### Extract ###

Since acquiring Texaco in 2001, Chevron (NYSE:CVX) has been embroiled in a legal battle related to Texaco's operations in Ecuador in the 1960s. The Fool discussed the background of the case, which revolves around environmental contamination due to an oil spill, in the article, "Exclusive Fool Interview: A Look at Both Sides of Chevron's Nightmare Legal Battle." To learn firsthand how this case has evolved and where it stands today, we conducted interviews with both parties to the case -- plaintiffs and defendants. The following interview took place on Feb. 12, 2013 with defendants from Chevron.
James Early (The Motley Fool): Hi, I'm James Early, and as you likely know, Chevron is an Income Investor recommendation that's been embroiled in a drawn-out legal battle over pollution in Ecuador caused by Texaco, which Chevron bought in 2001. We recently heard from Graham Erion, an attorney for the Ecuadorian plaintiffs, and this month we're joined by Kent Robertson and Jeff Gustafson from Chevron. Kent is a litigation public affairs manager and Jeff is the general manager of Chevron's investor relations department. Guys, thanks very much for joining us today.
Kent and Jeff: Pleasure, James. Thank you.
James: OK, let's start with what both sides agree on here, and that is that this is a huge and fairly messy case. So this first question might actually be the hardest. For someone minimally familiar with the case at large, how would you summarize the key issues?
Kent Robertson (Chevron): Well, this is Kent. I would start with the historical background. Texaco operated in Ecuador for a time in a joint partnership with Ecuador's state-owned oil company, Petroecuador. Texaco's involvement in the operations ended in the early '90s. Oil operations have continued to this very day in the region. The intensity of the operations has more than doubled over that time period. Parallel with this time period, there has been litigation that was first brought against Texaco in the United States. Ultimately, that was dismissed. And after the Chevron/Texaco transaction, Chevron was sued in Ecuador over claims of damages to public lands.
We've had an extensive amount of litigation on this issue, and there are two almost mirror images of the outcomes of those litigations so far, as your readers and listeners probably know. There is a judgment against Chevron coming out of courts in Ecuador. Courts outside of Ecuador have seen the dispute a little differently. In the United States, there have been seven different federal judges that have made fraud findings related to the plaintiffs' conduct in the case, and over the course of legal activities in the United States, Chevron has amassed a mountain of evidence demonstrating that the trial in Ecuador has been tainted by the plaintiffs' misconduct from the very beginning.

###

**Direction A**
List every person mentioned by name in the Chevron interview text.
The interview text and the records come from unrelated sources.

### Provided material ###

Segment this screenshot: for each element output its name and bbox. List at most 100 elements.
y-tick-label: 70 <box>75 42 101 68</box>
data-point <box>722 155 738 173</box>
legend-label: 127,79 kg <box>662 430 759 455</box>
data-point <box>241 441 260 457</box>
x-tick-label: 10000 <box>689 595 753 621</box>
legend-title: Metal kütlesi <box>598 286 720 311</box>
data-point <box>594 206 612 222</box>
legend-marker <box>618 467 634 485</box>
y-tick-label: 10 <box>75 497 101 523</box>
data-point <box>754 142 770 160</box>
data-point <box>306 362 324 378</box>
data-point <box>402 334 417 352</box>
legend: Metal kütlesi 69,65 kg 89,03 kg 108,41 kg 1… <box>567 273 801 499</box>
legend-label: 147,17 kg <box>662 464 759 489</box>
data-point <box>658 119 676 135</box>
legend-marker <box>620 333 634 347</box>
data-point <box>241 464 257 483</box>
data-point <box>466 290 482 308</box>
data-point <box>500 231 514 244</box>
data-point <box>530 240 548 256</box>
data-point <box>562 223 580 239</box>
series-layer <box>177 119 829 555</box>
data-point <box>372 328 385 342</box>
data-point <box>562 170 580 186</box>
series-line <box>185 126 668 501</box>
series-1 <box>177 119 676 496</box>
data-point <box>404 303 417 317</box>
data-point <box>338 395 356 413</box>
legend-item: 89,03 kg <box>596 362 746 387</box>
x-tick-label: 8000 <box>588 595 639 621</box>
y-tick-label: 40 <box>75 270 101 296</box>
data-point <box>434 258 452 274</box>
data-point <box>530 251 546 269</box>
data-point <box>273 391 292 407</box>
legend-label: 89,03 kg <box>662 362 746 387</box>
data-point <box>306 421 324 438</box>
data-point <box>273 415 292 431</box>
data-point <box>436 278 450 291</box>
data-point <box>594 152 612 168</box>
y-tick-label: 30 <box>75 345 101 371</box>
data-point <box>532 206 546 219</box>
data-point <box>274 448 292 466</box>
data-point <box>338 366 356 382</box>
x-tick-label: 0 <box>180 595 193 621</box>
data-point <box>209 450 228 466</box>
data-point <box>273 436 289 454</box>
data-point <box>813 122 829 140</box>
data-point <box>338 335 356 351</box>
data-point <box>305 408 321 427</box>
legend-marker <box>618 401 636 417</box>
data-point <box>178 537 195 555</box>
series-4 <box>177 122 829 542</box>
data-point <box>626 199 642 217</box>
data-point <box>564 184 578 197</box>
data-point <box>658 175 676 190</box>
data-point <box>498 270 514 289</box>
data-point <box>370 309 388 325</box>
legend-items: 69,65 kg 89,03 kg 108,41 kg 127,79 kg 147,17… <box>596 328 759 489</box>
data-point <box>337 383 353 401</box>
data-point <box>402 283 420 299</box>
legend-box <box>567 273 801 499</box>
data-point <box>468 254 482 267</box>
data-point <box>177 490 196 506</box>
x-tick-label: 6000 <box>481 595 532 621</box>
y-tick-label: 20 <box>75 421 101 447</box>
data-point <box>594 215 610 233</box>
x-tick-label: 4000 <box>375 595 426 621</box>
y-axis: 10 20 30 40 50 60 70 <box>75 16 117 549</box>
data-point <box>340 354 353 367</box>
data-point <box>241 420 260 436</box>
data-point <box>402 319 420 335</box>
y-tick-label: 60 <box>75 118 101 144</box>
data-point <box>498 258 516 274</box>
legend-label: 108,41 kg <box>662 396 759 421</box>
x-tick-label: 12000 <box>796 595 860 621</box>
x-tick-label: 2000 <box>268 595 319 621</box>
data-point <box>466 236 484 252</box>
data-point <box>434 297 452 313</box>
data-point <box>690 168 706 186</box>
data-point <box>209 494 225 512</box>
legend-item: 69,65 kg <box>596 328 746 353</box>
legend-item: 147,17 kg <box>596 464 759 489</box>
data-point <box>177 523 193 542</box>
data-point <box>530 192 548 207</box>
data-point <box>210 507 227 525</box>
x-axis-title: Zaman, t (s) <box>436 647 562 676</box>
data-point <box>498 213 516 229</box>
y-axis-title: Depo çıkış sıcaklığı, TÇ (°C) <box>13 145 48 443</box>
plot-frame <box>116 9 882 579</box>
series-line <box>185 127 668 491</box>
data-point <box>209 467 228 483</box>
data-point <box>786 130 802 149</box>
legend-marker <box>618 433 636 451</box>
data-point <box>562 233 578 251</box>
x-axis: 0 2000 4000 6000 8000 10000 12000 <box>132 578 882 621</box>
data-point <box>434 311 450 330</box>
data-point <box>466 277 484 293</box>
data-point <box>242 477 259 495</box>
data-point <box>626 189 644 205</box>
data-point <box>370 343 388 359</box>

###

**Direction B**
Rename "data-point" to "point" in the records. Begin at the first line of the records, stop after the line containing "legend-title: Metal kütlesi", and give only those lines.

**Task result A**
James Early, Graham Erion, Kent Robertson, Jeff Gustafson

**Task result B**
Segment this screenshot: for each element output its name and bbox. List at most 100 elements.
y-tick-label: 70 <box>75 42 101 68</box>
point <box>722 155 738 173</box>
legend-label: 127,79 kg <box>662 430 759 455</box>
point <box>241 441 260 457</box>
x-tick-label: 10000 <box>689 595 753 621</box>
legend-title: Metal kütlesi <box>598 286 720 311</box>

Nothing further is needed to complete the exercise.